Keep the images out and copy every entry below exactly.

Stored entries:
--------------------

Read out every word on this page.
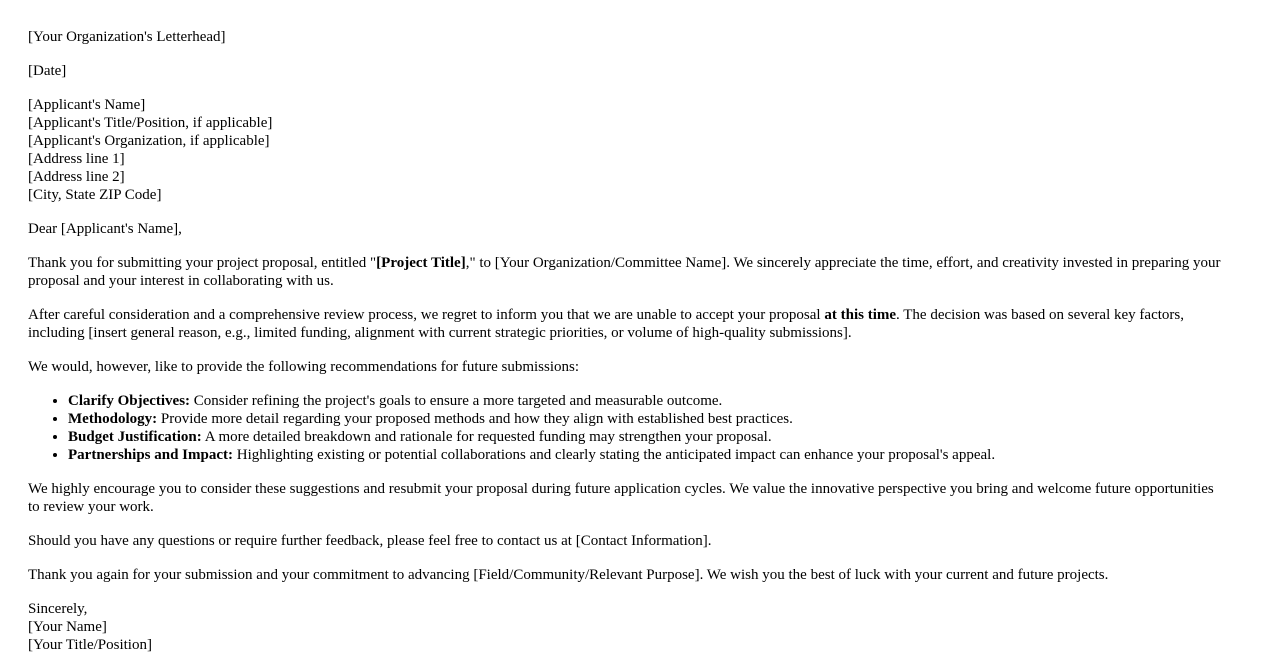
[Your Organization's Letterhead]

[Date]

[Applicant's Name]
[Applicant's Title/Position, if applicable]
[Applicant's Organization, if applicable]
[Address line 1]
[Address line 2]
[City, State ZIP Code]

Dear [Applicant's Name],

Thank you for submitting your project proposal, entitled "[Project Title]," to [Your Organization/Committee Name]. We sincerely appreciate the time, effort, and creativity invested in preparing your proposal and your interest in collaborating with us.

After careful consideration and a comprehensive review process, we regret to inform you that we are unable to accept your proposal at this time. The decision was based on several key factors, including [insert general reason, e.g., limited funding, alignment with current strategic priorities, or volume of high-quality submissions].

We would, however, like to provide the following recommendations for future submissions:

• Clarify Objectives: Consider refining the project's goals to ensure a more targeted and measurable outcome.
• Methodology: Provide more detail regarding your proposed methods and how they align with established best practices.
• Budget Justification: A more detailed breakdown and rationale for requested funding may strengthen your proposal.
• Partnerships and Impact: Highlighting existing or potential collaborations and clearly stating the anticipated impact can enhance your proposal's appeal.

We highly encourage you to consider these suggestions and resubmit your proposal during future application cycles. We value the innovative perspective you bring and welcome future opportunities to review your work.

Should you have any questions or require further feedback, please feel free to contact us at [Contact Information].

Thank you again for your submission and your commitment to advancing [Field/Community/Relevant Purpose]. We wish you the best of luck with your current and future projects.

Sincerely,
[Your Name]
[Your Title/Position]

--------------------

> [Exercise answer]
Read out every word on this page.
[Your Organization's Letterhead]

[Date]

[Applicant's Name]
[Applicant's Title/Position, if applicable]
[Applicant's Organization, if applicable]
[Address line 1]
[Address line 2]
[City, State ZIP Code]

Dear [Applicant's Name],

Thank you for submitting your project proposal, entitled "[Project Title]," to [Your Organization/Committee Name]. We sincerely appreciate the time, effort, and creativity invested in preparing your proposal and your interest in collaborating with us.

After careful consideration and a comprehensive review process, we regret to inform you that we are unable to accept your proposal at this time. The decision was based on several key factors, including [insert general reason, e.g., limited funding, alignment with current strategic priorities, or volume of high-quality submissions].

We would, however, like to provide the following recommendations for future submissions:

• Clarify Objectives: Consider refining the project's goals to ensure a more targeted and measurable outcome.
• Methodology: Provide more detail regarding your proposed methods and how they align with established best practices.
• Budget Justification: A more detailed breakdown and rationale for requested funding may strengthen your proposal.
• Partnerships and Impact: Highlighting existing or potential collaborations and clearly stating the anticipated impact can enhance your proposal's appeal.

We highly encourage you to consider these suggestions and resubmit your proposal during future application cycles. We value the innovative perspective you bring and welcome future opportunities to review your work.

Should you have any questions or require further feedback, please feel free to contact us at [Contact Information].

Thank you again for your submission and your commitment to advancing [Field/Community/Relevant Purpose]. We wish you the best of luck with your current and future projects.

Sincerely,
[Your Name]
[Your Title/Position]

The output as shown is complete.